## SET EXERCISE
Write down each entry again, exactly as it reads.
* begin GIVEN RECORDS *
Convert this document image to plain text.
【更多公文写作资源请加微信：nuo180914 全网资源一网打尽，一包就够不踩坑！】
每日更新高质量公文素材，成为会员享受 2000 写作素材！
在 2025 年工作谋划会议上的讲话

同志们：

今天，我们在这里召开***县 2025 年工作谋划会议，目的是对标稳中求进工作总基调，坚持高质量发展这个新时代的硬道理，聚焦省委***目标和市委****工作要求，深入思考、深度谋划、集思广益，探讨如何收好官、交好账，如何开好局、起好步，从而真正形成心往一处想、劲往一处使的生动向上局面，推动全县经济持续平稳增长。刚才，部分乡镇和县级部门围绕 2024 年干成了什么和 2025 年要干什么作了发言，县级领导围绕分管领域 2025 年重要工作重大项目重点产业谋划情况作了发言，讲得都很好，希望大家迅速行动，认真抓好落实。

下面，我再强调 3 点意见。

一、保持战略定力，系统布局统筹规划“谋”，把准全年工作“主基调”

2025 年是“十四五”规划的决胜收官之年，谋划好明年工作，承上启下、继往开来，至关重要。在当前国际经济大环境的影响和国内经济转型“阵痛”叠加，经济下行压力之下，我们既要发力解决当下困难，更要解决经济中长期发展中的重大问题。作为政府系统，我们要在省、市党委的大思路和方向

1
* end GIVEN RECORDS *
## FULL SOLUTION
Convert this document image to plain text.
【更多公文写作资源请加微信：nuo180914 全网资源一网打尽，一包就够不踩坑！】
每日更新高质量公文素材，成为会员享受 2000 写作素材！
在 2025 年工作谋划会议上的讲话

同志们：

今天，我们在这里召开***县 2025 年工作谋划会议，目的是对标稳中求进工作总基调，坚持高质量发展这个新时代的硬道理，聚焦省委***目标和市委****工作要求，深入思考、深度谋划、集思广益，探讨如何收好官、交好账，如何开好局、起好步，从而真正形成心往一处想、劲往一处使的生动向上局面，推动全县经济持续平稳增长。刚才，部分乡镇和县级部门围绕 2024 年干成了什么和 2025 年要干什么作了发言，县级领导围绕分管领域 2025 年重要工作重大项目重点产业谋划情况作了发言，讲得都很好，希望大家迅速行动，认真抓好落实。

下面，我再强调 3 点意见。

一、保持战略定力，系统布局统筹规划“谋”，把准全年工作“主基调”

2025 年是“十四五”规划的决胜收官之年，谋划好明年工作，承上启下、继往开来，至关重要。在当前国际经济大环境的影响和国内经济转型“阵痛”叠加，经济下行压力之下，我们既要发力解决当下困难，更要解决经济中长期发展中的重大问题。作为政府系统，我们要在省、市党委的大思路和方向

1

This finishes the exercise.